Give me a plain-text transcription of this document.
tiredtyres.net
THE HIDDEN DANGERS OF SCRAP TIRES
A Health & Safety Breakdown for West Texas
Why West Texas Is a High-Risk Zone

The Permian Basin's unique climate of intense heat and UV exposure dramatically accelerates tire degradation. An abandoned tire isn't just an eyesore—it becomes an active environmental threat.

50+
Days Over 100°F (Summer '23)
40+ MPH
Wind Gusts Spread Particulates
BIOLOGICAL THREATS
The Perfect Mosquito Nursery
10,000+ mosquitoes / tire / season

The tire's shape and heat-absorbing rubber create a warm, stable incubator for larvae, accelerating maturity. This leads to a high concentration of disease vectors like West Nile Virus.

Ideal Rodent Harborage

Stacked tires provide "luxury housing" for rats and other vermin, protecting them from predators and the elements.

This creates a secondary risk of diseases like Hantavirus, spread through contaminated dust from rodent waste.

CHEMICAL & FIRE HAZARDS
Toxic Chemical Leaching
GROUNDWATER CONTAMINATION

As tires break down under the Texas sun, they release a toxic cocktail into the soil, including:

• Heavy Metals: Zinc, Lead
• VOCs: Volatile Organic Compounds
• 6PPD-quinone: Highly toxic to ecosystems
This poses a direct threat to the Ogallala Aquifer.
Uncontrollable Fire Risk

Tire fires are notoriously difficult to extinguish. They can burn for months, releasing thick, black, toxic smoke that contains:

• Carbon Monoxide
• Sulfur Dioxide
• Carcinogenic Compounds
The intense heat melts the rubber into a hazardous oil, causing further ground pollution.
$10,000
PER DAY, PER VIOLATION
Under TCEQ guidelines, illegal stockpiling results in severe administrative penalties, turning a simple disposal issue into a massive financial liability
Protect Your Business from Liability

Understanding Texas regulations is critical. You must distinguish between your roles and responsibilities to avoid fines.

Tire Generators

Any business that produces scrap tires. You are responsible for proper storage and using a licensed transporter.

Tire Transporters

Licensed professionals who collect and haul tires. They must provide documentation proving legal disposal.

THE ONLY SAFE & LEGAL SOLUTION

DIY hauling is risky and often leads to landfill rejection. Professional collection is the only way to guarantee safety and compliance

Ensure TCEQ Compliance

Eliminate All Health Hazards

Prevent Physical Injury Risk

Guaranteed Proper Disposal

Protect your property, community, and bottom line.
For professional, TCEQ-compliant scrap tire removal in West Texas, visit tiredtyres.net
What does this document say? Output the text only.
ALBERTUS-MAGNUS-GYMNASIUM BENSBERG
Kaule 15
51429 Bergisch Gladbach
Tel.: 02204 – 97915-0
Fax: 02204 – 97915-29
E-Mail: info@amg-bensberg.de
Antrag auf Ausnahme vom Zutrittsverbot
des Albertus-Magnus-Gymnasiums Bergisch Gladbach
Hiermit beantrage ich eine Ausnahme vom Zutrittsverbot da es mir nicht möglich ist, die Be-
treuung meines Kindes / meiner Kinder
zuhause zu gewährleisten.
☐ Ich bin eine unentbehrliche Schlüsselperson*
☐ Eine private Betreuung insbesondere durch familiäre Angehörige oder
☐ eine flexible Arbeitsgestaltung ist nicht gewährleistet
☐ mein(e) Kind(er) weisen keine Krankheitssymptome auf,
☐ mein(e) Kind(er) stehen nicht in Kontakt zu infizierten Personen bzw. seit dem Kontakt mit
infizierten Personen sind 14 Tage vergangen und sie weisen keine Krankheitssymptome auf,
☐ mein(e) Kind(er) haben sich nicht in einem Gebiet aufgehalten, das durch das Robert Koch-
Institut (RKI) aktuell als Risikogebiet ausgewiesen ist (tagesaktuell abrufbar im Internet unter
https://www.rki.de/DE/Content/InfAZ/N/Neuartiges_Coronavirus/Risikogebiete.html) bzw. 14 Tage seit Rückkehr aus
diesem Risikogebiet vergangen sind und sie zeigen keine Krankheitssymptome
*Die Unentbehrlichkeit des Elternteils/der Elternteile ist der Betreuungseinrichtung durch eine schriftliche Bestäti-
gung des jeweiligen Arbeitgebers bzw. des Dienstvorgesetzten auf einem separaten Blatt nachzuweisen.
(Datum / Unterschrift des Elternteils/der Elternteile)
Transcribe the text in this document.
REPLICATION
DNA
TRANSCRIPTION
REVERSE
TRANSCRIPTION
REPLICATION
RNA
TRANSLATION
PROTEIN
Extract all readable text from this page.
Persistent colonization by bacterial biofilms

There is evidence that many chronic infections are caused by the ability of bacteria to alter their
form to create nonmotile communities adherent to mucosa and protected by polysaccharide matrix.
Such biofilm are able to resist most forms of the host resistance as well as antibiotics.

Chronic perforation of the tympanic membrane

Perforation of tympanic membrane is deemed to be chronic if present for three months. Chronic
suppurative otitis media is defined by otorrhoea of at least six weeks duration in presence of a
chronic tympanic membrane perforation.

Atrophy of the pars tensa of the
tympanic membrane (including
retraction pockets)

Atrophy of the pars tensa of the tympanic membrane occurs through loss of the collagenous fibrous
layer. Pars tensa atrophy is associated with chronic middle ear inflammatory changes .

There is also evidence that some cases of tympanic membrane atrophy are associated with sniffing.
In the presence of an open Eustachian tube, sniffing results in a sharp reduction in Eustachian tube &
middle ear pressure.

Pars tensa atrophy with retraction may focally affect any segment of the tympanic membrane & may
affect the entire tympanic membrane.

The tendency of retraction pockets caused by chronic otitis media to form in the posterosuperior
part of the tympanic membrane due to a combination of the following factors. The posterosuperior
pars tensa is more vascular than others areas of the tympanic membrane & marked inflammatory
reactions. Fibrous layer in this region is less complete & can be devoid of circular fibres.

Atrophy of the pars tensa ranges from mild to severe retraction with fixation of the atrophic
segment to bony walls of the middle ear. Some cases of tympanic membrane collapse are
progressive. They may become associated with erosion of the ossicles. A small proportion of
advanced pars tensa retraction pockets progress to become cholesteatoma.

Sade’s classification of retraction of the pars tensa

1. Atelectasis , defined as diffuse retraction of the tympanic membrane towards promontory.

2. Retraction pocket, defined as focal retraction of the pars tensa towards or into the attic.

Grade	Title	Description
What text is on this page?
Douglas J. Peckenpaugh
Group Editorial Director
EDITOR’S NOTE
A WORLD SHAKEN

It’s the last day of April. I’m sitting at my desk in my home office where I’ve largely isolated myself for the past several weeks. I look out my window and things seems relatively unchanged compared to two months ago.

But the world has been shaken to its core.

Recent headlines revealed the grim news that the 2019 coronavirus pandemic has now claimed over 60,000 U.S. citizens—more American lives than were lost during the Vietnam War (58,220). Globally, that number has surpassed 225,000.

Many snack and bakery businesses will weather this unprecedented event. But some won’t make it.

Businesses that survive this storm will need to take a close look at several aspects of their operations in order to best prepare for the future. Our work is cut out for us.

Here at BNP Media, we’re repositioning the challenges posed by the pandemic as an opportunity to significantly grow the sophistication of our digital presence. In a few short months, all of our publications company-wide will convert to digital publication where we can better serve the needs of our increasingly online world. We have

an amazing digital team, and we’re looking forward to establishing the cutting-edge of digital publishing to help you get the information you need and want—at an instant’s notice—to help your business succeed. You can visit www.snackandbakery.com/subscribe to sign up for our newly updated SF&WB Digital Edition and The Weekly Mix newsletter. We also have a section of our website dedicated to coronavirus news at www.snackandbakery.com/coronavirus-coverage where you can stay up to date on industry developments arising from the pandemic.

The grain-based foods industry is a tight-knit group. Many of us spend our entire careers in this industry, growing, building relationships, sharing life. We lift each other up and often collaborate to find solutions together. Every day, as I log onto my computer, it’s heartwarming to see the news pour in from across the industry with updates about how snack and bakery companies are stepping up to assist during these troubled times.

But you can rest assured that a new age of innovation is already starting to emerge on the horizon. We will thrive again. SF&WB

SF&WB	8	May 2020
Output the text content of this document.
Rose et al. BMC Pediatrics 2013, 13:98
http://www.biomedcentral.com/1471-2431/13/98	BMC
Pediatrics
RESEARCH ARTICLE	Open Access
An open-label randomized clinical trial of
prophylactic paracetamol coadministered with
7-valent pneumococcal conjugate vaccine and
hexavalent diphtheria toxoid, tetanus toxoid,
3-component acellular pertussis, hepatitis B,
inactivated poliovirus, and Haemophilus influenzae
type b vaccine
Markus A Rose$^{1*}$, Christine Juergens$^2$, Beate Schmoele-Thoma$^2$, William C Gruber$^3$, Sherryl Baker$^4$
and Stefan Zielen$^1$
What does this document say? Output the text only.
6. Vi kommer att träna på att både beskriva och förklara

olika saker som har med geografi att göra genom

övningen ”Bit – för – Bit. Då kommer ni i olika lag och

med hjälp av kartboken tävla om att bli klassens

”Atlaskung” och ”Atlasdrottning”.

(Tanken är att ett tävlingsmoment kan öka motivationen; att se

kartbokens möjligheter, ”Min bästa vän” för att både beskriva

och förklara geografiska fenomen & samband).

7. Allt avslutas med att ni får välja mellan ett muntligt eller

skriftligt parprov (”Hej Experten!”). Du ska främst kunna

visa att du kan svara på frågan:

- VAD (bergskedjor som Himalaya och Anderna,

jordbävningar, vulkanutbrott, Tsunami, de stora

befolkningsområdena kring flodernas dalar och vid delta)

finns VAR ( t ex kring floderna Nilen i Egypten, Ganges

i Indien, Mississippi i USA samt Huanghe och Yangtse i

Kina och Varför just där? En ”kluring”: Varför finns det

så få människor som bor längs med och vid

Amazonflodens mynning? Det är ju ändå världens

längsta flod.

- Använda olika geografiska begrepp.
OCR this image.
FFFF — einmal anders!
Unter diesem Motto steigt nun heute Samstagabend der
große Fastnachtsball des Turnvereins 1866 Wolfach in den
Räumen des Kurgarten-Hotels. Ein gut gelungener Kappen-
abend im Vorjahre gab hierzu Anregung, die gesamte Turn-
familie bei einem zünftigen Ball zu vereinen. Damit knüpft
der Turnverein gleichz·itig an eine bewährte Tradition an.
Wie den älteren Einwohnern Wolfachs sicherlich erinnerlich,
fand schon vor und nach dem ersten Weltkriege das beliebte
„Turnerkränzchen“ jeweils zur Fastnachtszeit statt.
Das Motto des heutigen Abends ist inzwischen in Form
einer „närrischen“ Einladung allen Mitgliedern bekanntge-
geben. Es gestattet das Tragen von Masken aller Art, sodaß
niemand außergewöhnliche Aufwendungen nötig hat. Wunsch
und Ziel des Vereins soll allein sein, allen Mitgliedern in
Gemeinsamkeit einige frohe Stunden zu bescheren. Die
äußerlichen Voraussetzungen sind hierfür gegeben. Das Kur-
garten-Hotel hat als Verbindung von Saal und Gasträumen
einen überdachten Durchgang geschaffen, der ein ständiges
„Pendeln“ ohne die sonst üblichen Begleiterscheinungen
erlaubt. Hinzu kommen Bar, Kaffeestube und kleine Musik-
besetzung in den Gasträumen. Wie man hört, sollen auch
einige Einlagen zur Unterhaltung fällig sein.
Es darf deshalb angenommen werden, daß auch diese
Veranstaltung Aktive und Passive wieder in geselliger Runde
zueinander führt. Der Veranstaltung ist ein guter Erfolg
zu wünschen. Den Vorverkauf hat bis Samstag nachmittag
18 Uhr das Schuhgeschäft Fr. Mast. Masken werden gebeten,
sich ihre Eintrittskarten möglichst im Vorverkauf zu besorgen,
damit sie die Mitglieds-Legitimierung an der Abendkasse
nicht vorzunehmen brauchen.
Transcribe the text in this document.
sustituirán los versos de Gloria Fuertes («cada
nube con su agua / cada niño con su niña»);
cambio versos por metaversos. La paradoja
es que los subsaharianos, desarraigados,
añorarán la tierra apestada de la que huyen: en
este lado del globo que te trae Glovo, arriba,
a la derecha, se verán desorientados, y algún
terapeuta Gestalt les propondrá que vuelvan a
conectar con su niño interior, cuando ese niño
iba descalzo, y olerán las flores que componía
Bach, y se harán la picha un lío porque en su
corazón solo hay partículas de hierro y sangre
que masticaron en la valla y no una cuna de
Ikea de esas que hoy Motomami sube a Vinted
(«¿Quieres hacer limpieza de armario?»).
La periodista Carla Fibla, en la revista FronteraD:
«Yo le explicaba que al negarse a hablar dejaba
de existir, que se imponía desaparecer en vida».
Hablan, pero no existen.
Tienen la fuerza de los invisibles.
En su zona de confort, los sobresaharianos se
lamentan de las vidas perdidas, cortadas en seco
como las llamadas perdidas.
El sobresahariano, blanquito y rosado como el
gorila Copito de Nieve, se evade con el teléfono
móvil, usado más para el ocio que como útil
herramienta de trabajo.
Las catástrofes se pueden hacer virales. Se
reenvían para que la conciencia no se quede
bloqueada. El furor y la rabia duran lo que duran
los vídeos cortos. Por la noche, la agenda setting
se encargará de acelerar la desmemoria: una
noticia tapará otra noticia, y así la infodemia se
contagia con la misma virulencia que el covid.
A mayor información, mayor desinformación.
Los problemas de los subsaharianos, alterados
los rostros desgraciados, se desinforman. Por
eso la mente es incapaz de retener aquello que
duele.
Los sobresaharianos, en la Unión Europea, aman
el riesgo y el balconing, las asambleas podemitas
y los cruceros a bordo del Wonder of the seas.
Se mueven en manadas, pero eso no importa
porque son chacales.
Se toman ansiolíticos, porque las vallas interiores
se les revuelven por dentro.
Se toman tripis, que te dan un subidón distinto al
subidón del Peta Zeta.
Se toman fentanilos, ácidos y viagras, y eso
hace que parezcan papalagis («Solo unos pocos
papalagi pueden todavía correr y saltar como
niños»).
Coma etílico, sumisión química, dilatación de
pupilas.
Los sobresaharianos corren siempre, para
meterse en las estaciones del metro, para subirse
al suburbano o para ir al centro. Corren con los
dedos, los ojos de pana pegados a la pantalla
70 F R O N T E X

---+---

## What this task involves
Tally the lines of the data that contain the string "than" and report the total alone.

## Task output
2